------ MATERIAL FOR THE TASK
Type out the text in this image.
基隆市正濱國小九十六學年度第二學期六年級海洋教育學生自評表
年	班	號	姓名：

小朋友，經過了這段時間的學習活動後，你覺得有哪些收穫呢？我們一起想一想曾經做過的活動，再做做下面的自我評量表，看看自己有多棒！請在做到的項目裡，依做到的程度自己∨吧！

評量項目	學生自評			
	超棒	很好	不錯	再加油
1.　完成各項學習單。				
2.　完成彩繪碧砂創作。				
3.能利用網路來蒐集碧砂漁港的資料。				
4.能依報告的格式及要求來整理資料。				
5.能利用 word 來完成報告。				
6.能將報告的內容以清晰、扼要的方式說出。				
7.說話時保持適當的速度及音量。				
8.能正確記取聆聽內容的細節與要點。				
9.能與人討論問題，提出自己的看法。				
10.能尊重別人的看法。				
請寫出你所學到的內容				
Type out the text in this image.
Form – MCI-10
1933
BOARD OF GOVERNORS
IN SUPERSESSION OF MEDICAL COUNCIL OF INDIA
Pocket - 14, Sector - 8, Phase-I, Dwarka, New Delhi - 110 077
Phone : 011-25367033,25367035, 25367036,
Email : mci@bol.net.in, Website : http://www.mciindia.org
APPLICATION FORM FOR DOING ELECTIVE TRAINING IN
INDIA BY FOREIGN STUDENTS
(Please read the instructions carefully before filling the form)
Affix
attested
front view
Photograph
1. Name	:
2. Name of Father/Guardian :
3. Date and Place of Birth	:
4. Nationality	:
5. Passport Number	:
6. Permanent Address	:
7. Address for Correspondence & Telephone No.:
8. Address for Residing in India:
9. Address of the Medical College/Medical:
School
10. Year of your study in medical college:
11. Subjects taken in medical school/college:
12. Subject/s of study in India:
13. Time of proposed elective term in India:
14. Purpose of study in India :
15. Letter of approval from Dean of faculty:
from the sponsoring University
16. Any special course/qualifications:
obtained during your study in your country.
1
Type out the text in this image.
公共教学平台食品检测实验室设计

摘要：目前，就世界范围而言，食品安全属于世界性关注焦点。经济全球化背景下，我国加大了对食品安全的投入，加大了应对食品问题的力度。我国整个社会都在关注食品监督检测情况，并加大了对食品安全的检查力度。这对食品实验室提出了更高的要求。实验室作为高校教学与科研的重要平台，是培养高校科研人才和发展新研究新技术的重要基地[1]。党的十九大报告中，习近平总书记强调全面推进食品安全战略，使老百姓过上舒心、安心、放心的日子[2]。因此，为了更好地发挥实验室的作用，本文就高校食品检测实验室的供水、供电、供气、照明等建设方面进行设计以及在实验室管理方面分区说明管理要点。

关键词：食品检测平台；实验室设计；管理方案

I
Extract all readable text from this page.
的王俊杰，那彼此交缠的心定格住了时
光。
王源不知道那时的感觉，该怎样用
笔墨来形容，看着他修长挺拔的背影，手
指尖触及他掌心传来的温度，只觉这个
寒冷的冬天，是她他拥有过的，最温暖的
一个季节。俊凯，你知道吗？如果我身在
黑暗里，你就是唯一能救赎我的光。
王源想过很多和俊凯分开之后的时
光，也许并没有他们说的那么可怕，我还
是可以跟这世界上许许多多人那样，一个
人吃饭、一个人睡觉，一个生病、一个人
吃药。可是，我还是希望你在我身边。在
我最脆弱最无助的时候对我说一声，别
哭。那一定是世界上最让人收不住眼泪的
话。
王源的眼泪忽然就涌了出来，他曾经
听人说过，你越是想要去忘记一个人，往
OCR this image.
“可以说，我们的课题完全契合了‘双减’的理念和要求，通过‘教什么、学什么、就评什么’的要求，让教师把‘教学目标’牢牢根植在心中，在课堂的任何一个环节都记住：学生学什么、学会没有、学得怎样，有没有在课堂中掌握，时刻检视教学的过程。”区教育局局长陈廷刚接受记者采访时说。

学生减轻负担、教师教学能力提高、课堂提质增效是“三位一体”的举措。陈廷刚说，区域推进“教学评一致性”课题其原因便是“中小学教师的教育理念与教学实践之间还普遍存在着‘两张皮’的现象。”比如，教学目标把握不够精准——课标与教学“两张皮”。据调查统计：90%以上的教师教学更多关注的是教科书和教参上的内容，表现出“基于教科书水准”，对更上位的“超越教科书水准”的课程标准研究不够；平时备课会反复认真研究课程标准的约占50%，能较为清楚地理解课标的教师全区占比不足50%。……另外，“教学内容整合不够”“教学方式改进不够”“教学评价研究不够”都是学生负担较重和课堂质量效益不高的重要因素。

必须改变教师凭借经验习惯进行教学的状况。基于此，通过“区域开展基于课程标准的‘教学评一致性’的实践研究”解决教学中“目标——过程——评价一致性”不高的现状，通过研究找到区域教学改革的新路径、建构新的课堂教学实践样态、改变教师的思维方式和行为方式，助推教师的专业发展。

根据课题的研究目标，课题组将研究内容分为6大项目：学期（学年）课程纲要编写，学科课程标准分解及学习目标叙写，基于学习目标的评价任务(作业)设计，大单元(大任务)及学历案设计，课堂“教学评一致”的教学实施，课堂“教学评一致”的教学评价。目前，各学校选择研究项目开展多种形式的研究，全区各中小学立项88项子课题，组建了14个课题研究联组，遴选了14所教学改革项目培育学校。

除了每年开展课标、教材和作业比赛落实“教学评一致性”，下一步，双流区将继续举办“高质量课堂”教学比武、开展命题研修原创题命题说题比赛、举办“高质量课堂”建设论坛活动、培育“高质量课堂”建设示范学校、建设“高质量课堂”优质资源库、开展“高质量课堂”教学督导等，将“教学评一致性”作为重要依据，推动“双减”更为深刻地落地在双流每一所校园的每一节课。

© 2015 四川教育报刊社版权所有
------------
_AIM_:
Quote all the records. Keep every word exact.

_IN RESPONSE_:
Type out the text in this image.
基隆市正濱國小九十六學年度第二學期六年級海洋教育學生自評表
年	班	號	姓名：

小朋友，經過了這段時間的學習活動後，你覺得有哪些收穫呢？我們一起想一想曾經做過的活動，再做做下面的自我評量表，看看自己有多棒！請在做到的項目裡，依做到的程度自己∨吧！

評量項目	學生自評			
	超棒	很好	不錯	再加油
1.　完成各項學習單。				
2.　完成彩繪碧砂創作。				
3.能利用網路來蒐集碧砂漁港的資料。				
4.能依報告的格式及要求來整理資料。				
5.能利用 word 來完成報告。				
6.能將報告的內容以清晰、扼要的方式說出。				
7.說話時保持適當的速度及音量。				
8.能正確記取聆聽內容的細節與要點。				
9.能與人討論問題，提出自己的看法。				
10.能尊重別人的看法。				
請寫出你所學到的內容				
Type out the text in this image.
Form – MCI-10
1933
BOARD OF GOVERNORS
IN SUPERSESSION OF MEDICAL COUNCIL OF INDIA
Pocket - 14, Sector - 8, Phase-I, Dwarka, New Delhi - 110 077
Phone : 011-25367033,25367035, 25367036,
Email : mci@bol.net.in, Website : http://www.mciindia.org
APPLICATION FORM FOR DOING ELECTIVE TRAINING IN
INDIA BY FOREIGN STUDENTS
(Please read the instructions carefully before filling the form)
Affix
attested
front view
Photograph
1. Name	:
2. Name of Father/Guardian :
3. Date and Place of Birth	:
4. Nationality	:
5. Passport Number	:
6. Permanent Address	:
7. Address for Correspondence & Telephone No.:
8. Address for Residing in India:
9. Address of the Medical College/Medical:
School
10. Year of your study in medical college:
11. Subjects taken in medical school/college:
12. Subject/s of study in India:
13. Time of proposed elective term in India:
14. Purpose of study in India :
15. Letter of approval from Dean of faculty:
from the sponsoring University
16. Any special course/qualifications:
obtained during your study in your country.
1
Type out the text in this image.
公共教学平台食品检测实验室设计

摘要：目前，就世界范围而言，食品安全属于世界性关注焦点。经济全球化背景下，我国加大了对食品安全的投入，加大了应对食品问题的力度。我国整个社会都在关注食品监督检测情况，并加大了对食品安全的检查力度。这对食品实验室提出了更高的要求。实验室作为高校教学与科研的重要平台，是培养高校科研人才和发展新研究新技术的重要基地[1]。党的十九大报告中，习近平总书记强调全面推进食品安全战略，使老百姓过上舒心、安心、放心的日子[2]。因此，为了更好地发挥实验室的作用，本文就高校食品检测实验室的供水、供电、供气、照明等建设方面进行设计以及在实验室管理方面分区说明管理要点。

关键词：食品检测平台；实验室设计；管理方案

I
Extract all readable text from this page.
的王俊杰，那彼此交缠的心定格住了时
光。
王源不知道那时的感觉，该怎样用
笔墨来形容，看着他修长挺拔的背影，手
指尖触及他掌心传来的温度，只觉这个
寒冷的冬天，是她他拥有过的，最温暖的
一个季节。俊凯，你知道吗？如果我身在
黑暗里，你就是唯一能救赎我的光。
王源想过很多和俊凯分开之后的时
光，也许并没有他们说的那么可怕，我还
是可以跟这世界上许许多多人那样，一个
人吃饭、一个人睡觉，一个生病、一个人
吃药。可是，我还是希望你在我身边。在
我最脆弱最无助的时候对我说一声，别
哭。那一定是世界上最让人收不住眼泪的
话。
王源的眼泪忽然就涌了出来，他曾经
听人说过，你越是想要去忘记一个人，往
OCR this image.
“可以说，我们的课题完全契合了‘双减’的理念和要求，通过‘教什么、学什么、就评什么’的要求，让教师把‘教学目标’牢牢根植在心中，在课堂的任何一个环节都记住：学生学什么、学会没有、学得怎样，有没有在课堂中掌握，时刻检视教学的过程。”区教育局局长陈廷刚接受记者采访时说。

学生减轻负担、教师教学能力提高、课堂提质增效是“三位一体”的举措。陈廷刚说，区域推进“教学评一致性”课题其原因便是“中小学教师的教育理念与教学实践之间还普遍存在着‘两张皮’的现象。”比如，教学目标把握不够精准——课标与教学“两张皮”。据调查统计：90%以上的教师教学更多关注的是教科书和教参上的内容，表现出“基于教科书水准”，对更上位的“超越教科书水准”的课程标准研究不够；平时备课会反复认真研究课程标准的约占50%，能较为清楚地理解课标的教师全区占比不足50%。……另外，“教学内容整合不够”“教学方式改进不够”“教学评价研究不够”都是学生负担较重和课堂质量效益不高的重要因素。

必须改变教师凭借经验习惯进行教学的状况。基于此，通过“区域开展基于课程标准的‘教学评一致性’的实践研究”解决教学中“目标——过程——评价一致性”不高的现状，通过研究找到区域教学改革的新路径、建构新的课堂教学实践样态、改变教师的思维方式和行为方式，助推教师的专业发展。

根据课题的研究目标，课题组将研究内容分为6大项目：学期（学年）课程纲要编写，学科课程标准分解及学习目标叙写，基于学习目标的评价任务(作业)设计，大单元(大任务)及学历案设计，课堂“教学评一致”的教学实施，课堂“教学评一致”的教学评价。目前，各学校选择研究项目开展多种形式的研究，全区各中小学立项88项子课题，组建了14个课题研究联组，遴选了14所教学改革项目培育学校。

除了每年开展课标、教材和作业比赛落实“教学评一致性”，下一步，双流区将继续举办“高质量课堂”教学比武、开展命题研修原创题命题说题比赛、举办“高质量课堂”建设论坛活动、培育“高质量课堂”建设示范学校、建设“高质量课堂”优质资源库、开展“高质量课堂”教学督导等，将“教学评一致性”作为重要依据，推动“双减”更为深刻地落地在双流每一所校园的每一节课。

© 2015 四川教育报刊社版权所有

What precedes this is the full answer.